* start *

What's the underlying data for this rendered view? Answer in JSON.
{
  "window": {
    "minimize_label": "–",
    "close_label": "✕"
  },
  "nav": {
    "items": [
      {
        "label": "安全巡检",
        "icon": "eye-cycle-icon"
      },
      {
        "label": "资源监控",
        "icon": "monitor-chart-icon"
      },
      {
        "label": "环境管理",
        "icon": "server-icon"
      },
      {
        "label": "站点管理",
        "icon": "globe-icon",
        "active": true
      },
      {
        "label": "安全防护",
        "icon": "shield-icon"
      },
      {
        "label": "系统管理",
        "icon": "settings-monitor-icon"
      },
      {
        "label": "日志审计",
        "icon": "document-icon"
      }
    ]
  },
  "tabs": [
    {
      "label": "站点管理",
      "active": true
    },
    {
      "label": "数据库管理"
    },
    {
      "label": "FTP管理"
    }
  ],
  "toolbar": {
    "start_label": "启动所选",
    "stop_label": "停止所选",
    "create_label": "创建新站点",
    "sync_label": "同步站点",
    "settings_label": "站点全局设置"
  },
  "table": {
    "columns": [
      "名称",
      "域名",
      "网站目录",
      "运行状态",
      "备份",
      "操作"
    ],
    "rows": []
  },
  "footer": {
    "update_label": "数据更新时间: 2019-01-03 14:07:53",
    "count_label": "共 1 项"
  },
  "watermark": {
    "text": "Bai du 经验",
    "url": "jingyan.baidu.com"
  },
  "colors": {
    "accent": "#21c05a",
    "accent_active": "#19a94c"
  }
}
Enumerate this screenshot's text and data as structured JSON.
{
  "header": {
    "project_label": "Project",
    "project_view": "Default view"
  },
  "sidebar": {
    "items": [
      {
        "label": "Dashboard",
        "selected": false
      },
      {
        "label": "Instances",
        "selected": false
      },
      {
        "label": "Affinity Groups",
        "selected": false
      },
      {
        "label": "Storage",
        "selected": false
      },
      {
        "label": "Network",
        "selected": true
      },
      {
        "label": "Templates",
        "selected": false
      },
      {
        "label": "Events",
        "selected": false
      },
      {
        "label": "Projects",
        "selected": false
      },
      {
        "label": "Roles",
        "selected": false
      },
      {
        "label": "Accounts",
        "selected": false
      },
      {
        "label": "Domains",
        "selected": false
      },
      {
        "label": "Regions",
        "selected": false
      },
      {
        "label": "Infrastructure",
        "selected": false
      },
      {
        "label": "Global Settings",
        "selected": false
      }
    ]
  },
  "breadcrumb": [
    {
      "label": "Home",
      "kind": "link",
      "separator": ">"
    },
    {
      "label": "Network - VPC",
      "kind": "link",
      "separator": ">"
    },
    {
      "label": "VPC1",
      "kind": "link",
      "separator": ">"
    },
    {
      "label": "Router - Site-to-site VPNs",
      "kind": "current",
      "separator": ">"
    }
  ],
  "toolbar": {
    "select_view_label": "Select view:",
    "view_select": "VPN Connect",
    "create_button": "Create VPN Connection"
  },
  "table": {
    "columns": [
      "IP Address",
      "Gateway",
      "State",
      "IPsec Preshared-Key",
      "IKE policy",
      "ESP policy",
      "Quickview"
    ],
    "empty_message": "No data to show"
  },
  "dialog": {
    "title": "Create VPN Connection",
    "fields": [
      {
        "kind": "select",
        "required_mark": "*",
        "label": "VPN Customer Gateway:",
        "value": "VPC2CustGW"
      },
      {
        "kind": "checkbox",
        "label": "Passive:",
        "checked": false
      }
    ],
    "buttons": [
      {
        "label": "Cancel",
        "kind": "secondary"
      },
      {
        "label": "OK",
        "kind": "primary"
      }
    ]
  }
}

* end *

### Short problem
Exactly reproduce every record.

### Result of this exercise
What's the underlying data for this rendered view? Answer in JSON.
{
  "window": {
    "minimize_label": "–",
    "close_label": "✕"
  },
  "nav": {
    "items": [
      {
        "label": "安全巡检",
        "icon": "eye-cycle-icon"
      },
      {
        "label": "资源监控",
        "icon": "monitor-chart-icon"
      },
      {
        "label": "环境管理",
        "icon": "server-icon"
      },
      {
        "label": "站点管理",
        "icon": "globe-icon",
        "active": true
      },
      {
        "label": "安全防护",
        "icon": "shield-icon"
      },
      {
        "label": "系统管理",
        "icon": "settings-monitor-icon"
      },
      {
        "label": "日志审计",
        "icon": "document-icon"
      }
    ]
  },
  "tabs": [
    {
      "label": "站点管理",
      "active": true
    },
    {
      "label": "数据库管理"
    },
    {
      "label": "FTP管理"
    }
  ],
  "toolbar": {
    "start_label": "启动所选",
    "stop_label": "停止所选",
    "create_label": "创建新站点",
    "sync_label": "同步站点",
    "settings_label": "站点全局设置"
  },
  "table": {
    "columns": [
      "名称",
      "域名",
      "网站目录",
      "运行状态",
      "备份",
      "操作"
    ],
    "rows": []
  },
  "footer": {
    "update_label": "数据更新时间: 2019-01-03 14:07:53",
    "count_label": "共 1 项"
  },
  "watermark": {
    "text": "Bai du 经验",
    "url": "jingyan.baidu.com"
  },
  "colors": {
    "accent": "#21c05a",
    "accent_active": "#19a94c"
  }
}
Enumerate this screenshot's text and data as structured JSON.
{
  "header": {
    "project_label": "Project",
    "project_view": "Default view"
  },
  "sidebar": {
    "items": [
      {
        "label": "Dashboard",
        "selected": false
      },
      {
        "label": "Instances",
        "selected": false
      },
      {
        "label": "Affinity Groups",
        "selected": false
      },
      {
        "label": "Storage",
        "selected": false
      },
      {
        "label": "Network",
        "selected": true
      },
      {
        "label": "Templates",
        "selected": false
      },
      {
        "label": "Events",
        "selected": false
      },
      {
        "label": "Projects",
        "selected": false
      },
      {
        "label": "Roles",
        "selected": false
      },
      {
        "label": "Accounts",
        "selected": false
      },
      {
        "label": "Domains",
        "selected": false
      },
      {
        "label": "Regions",
        "selected": false
      },
      {
        "label": "Infrastructure",
        "selected": false
      },
      {
        "label": "Global Settings",
        "selected": false
      }
    ]
  },
  "breadcrumb": [
    {
      "label": "Home",
      "kind": "link",
      "separator": ">"
    },
    {
      "label": "Network - VPC",
      "kind": "link",
      "separator": ">"
    },
    {
      "label": "VPC1",
      "kind": "link",
      "separator": ">"
    },
    {
      "label": "Router - Site-to-site VPNs",
      "kind": "current",
      "separator": ">"
    }
  ],
  "toolbar": {
    "select_view_label": "Select view:",
    "view_select": "VPN Connect",
    "create_button": "Create VPN Connection"
  },
  "table": {
    "columns": [
      "IP Address",
      "Gateway",
      "State",
      "IPsec Preshared-Key",
      "IKE policy",
      "ESP policy",
      "Quickview"
    ],
    "empty_message": "No data to show"
  },
  "dialog": {
    "title": "Create VPN Connection",
    "fields": [
      {
        "kind": "select",
        "required_mark": "*",
        "label": "VPN Customer Gateway:",
        "value": "VPC2CustGW"
      },
      {
        "kind": "checkbox",
        "label": "Passive:",
        "checked": false
      }
    ],
    "buttons": [
      {
        "label": "Cancel",
        "kind": "secondary"
      },
      {
        "label": "OK",
        "kind": "primary"
      }
    ]
  }
}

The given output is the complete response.